[START]
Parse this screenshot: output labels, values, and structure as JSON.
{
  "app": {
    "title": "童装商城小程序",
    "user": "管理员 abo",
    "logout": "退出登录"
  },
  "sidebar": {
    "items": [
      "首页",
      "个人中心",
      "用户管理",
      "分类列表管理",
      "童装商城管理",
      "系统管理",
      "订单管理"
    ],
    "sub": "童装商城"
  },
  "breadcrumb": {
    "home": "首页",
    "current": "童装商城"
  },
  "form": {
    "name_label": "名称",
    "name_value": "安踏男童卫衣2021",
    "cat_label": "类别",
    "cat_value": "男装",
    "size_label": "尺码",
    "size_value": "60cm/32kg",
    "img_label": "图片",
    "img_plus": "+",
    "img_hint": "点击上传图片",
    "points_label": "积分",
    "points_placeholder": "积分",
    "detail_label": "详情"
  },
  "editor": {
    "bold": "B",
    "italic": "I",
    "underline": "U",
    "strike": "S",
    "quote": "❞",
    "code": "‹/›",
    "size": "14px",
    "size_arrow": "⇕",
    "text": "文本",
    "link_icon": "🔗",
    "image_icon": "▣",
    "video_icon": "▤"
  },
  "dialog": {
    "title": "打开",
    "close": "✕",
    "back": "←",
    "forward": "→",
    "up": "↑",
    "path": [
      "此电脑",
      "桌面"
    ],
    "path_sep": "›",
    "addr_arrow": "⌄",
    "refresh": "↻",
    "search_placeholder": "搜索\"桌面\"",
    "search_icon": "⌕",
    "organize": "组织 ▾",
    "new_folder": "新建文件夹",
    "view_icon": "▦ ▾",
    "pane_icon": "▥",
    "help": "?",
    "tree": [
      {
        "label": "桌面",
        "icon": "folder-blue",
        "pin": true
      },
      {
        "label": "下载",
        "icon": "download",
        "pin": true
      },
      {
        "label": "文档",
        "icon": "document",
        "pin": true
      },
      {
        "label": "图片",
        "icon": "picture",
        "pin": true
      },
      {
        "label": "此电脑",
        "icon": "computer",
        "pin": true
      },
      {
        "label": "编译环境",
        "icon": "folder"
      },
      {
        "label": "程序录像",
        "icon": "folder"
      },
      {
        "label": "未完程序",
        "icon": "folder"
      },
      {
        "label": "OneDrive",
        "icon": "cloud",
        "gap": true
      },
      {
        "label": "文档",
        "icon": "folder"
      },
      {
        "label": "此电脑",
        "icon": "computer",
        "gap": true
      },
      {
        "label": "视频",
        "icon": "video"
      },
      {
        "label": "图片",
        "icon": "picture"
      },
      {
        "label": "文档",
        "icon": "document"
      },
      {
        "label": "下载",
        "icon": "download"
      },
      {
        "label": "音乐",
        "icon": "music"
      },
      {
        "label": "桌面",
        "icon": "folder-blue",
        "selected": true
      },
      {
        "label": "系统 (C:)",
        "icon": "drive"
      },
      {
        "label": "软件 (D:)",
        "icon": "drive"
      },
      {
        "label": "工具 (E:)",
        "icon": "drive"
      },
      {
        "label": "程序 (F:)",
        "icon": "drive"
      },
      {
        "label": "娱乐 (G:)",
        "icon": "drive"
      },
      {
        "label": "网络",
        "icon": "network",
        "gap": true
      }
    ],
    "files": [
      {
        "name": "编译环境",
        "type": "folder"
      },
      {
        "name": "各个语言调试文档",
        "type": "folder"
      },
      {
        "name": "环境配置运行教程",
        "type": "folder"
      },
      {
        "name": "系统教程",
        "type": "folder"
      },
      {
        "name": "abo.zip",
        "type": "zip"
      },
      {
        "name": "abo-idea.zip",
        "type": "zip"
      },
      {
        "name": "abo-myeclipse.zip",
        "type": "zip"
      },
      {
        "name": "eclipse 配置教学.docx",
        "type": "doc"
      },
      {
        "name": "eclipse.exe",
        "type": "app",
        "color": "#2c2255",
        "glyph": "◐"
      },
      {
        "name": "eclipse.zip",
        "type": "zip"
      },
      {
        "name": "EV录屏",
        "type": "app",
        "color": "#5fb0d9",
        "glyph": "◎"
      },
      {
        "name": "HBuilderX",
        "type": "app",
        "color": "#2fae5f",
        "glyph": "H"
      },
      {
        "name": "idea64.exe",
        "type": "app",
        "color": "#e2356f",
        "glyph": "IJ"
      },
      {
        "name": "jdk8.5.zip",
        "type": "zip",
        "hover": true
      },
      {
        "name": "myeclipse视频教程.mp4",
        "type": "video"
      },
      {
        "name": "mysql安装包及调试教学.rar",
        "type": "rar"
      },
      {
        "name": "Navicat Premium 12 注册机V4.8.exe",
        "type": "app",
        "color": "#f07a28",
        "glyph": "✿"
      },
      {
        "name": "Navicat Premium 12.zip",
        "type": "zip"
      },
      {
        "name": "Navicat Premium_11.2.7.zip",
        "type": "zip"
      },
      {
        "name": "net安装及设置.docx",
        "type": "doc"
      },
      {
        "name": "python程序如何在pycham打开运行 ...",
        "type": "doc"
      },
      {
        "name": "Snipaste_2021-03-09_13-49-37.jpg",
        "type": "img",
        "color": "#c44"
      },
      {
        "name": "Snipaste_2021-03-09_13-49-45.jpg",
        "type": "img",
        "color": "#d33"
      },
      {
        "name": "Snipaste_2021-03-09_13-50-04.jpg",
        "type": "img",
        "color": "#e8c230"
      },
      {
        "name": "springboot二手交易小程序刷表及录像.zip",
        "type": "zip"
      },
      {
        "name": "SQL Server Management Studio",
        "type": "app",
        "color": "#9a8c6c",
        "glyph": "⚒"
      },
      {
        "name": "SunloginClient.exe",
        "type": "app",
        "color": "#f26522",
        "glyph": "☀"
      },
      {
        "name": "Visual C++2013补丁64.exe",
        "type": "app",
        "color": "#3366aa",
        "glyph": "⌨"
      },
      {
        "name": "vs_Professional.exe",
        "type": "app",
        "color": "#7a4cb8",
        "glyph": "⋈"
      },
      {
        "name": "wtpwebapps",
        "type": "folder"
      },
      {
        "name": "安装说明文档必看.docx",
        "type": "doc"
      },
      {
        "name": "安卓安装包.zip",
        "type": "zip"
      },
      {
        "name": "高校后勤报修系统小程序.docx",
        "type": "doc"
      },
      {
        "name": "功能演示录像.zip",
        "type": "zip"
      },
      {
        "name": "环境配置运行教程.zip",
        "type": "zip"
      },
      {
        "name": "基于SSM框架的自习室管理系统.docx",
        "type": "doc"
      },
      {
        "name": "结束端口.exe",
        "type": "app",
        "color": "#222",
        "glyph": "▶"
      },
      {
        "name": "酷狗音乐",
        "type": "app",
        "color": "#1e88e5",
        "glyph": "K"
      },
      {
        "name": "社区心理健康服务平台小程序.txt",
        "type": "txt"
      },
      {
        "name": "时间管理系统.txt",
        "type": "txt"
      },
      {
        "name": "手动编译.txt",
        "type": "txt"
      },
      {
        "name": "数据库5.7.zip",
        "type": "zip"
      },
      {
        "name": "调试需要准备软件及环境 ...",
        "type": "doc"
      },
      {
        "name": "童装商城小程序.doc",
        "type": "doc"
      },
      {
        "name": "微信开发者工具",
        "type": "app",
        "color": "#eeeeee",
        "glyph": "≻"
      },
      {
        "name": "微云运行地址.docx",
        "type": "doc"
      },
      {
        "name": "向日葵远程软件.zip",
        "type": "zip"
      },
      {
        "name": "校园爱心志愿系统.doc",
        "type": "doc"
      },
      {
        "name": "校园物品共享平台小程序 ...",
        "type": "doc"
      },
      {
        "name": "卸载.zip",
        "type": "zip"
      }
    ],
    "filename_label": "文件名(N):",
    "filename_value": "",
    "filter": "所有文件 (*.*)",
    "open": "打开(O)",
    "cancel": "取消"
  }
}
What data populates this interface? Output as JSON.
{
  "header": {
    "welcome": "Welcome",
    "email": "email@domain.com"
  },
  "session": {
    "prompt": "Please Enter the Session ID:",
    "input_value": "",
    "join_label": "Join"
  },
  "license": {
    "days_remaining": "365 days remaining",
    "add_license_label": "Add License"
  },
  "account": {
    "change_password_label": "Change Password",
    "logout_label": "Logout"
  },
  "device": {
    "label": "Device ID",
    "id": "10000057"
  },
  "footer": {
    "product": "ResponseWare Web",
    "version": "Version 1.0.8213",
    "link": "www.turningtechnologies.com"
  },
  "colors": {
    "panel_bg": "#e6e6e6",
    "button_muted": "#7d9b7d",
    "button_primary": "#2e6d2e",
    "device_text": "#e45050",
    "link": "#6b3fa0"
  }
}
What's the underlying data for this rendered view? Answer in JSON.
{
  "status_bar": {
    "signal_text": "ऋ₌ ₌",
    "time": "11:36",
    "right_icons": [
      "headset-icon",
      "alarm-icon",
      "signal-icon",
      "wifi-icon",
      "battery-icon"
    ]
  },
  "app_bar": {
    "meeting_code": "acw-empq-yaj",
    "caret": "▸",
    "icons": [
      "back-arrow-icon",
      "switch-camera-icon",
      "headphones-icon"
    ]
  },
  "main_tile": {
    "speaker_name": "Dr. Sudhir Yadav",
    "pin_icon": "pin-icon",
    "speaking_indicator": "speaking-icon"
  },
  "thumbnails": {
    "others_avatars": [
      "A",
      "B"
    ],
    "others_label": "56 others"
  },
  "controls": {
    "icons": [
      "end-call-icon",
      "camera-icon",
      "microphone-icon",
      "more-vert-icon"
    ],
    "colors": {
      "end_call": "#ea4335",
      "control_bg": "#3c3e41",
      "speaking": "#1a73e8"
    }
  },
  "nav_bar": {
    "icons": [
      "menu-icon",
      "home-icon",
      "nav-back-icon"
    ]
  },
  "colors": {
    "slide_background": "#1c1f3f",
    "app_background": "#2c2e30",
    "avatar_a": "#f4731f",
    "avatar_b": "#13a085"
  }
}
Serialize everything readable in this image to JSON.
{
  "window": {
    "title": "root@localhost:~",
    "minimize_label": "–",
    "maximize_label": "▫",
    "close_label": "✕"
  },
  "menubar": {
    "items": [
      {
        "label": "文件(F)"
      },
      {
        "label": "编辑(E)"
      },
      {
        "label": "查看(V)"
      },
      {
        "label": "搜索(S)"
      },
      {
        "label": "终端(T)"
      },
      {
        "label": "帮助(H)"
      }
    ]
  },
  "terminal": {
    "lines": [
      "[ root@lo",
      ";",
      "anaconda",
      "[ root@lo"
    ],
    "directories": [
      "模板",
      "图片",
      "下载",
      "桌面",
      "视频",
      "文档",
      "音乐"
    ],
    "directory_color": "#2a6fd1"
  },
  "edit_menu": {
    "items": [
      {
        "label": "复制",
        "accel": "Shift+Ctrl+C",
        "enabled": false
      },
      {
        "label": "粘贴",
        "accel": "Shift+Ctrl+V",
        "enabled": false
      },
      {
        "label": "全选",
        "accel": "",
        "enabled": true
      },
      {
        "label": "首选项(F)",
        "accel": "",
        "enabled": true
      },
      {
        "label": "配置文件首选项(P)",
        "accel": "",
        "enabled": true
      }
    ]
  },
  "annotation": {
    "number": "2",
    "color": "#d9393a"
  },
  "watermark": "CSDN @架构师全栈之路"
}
[END]
**Exercise prompt:** Using the listing above, say how many of its lines contain the string "Ctrl", giving nothing but the figure.

**Task solution:** 2